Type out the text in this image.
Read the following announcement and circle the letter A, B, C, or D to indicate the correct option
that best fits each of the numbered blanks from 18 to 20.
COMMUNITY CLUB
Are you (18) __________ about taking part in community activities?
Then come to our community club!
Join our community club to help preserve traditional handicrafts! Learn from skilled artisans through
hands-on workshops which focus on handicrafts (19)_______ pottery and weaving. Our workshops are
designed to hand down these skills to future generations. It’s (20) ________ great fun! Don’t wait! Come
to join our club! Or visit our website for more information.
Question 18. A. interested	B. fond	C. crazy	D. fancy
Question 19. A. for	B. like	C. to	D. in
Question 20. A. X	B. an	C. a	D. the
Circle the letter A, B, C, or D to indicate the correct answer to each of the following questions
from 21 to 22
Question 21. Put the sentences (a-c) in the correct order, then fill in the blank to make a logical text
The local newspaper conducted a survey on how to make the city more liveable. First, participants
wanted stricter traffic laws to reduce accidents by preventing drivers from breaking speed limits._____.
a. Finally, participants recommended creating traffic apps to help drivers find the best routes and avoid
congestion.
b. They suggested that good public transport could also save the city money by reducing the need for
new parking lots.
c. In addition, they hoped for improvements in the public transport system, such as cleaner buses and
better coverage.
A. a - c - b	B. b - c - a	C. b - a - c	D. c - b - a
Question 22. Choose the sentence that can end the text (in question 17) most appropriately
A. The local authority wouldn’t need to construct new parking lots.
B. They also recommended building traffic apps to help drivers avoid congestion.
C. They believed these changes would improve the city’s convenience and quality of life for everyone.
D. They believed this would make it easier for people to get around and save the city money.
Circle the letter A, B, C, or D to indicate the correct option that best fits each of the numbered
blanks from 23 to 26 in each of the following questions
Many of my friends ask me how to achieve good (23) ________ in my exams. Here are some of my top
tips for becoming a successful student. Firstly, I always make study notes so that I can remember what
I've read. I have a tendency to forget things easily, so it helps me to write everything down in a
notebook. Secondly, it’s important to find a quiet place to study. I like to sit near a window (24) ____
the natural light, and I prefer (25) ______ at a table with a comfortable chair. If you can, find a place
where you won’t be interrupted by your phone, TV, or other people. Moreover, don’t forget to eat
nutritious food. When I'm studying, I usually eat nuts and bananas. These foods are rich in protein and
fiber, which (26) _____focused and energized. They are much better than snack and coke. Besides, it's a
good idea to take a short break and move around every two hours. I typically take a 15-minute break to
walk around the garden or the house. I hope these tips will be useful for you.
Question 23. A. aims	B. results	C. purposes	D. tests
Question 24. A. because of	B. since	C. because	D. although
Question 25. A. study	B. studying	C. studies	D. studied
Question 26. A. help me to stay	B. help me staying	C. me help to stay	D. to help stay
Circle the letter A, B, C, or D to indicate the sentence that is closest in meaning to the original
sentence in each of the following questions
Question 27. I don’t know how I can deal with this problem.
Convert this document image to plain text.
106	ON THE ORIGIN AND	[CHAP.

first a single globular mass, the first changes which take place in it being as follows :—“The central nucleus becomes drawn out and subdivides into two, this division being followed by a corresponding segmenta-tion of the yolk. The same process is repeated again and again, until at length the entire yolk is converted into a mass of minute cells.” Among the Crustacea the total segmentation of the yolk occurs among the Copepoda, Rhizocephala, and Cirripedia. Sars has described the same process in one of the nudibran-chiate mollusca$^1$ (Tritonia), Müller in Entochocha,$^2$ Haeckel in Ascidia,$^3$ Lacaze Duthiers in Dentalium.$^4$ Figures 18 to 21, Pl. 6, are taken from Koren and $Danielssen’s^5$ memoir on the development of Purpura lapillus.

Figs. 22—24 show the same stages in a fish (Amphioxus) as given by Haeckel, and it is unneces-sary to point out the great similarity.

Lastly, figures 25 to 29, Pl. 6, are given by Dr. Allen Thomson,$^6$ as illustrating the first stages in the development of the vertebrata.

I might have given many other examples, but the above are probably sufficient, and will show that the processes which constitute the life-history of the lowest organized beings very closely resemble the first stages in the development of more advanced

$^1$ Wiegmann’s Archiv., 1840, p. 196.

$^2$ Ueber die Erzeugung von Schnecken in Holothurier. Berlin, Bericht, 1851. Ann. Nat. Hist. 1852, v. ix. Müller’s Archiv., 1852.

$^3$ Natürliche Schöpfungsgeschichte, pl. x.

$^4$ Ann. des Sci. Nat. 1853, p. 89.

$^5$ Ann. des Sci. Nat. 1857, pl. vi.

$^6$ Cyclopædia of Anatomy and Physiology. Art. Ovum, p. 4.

____________

--- How to complete this task ---
Output the line containing "Convert this document image to plain text." and every line after it through the final line of the records above, exactly as written and nothing else.

--- Response box ---
Convert this document image to plain text.
106	ON THE ORIGIN AND	[CHAP.

first a single globular mass, the first changes which take place in it being as follows :—“The central nucleus becomes drawn out and subdivides into two, this division being followed by a corresponding segmenta-tion of the yolk. The same process is repeated again and again, until at length the entire yolk is converted into a mass of minute cells.” Among the Crustacea the total segmentation of the yolk occurs among the Copepoda, Rhizocephala, and Cirripedia. Sars has described the same process in one of the nudibran-chiate mollusca$^1$ (Tritonia), Müller in Entochocha,$^2$ Haeckel in Ascidia,$^3$ Lacaze Duthiers in Dentalium.$^4$ Figures 18 to 21, Pl. 6, are taken from Koren and $Danielssen’s^5$ memoir on the development of Purpura lapillus.

Figs. 22—24 show the same stages in a fish (Amphioxus) as given by Haeckel, and it is unneces-sary to point out the great similarity.

Lastly, figures 25 to 29, Pl. 6, are given by Dr. Allen Thomson,$^6$ as illustrating the first stages in the development of the vertebrata.

I might have given many other examples, but the above are probably sufficient, and will show that the processes which constitute the life-history of the lowest organized beings very closely resemble the first stages in the development of more advanced

$^1$ Wiegmann’s Archiv., 1840, p. 196.

$^2$ Ueber die Erzeugung von Schnecken in Holothurier. Berlin, Bericht, 1851. Ann. Nat. Hist. 1852, v. ix. Müller’s Archiv., 1852.

$^3$ Natürliche Schöpfungsgeschichte, pl. x.

$^4$ Ann. des Sci. Nat. 1853, p. 89.

$^5$ Ann. des Sci. Nat. 1857, pl. vi.

$^6$ Cyclopædia of Anatomy and Physiology. Art. Ovum, p. 4.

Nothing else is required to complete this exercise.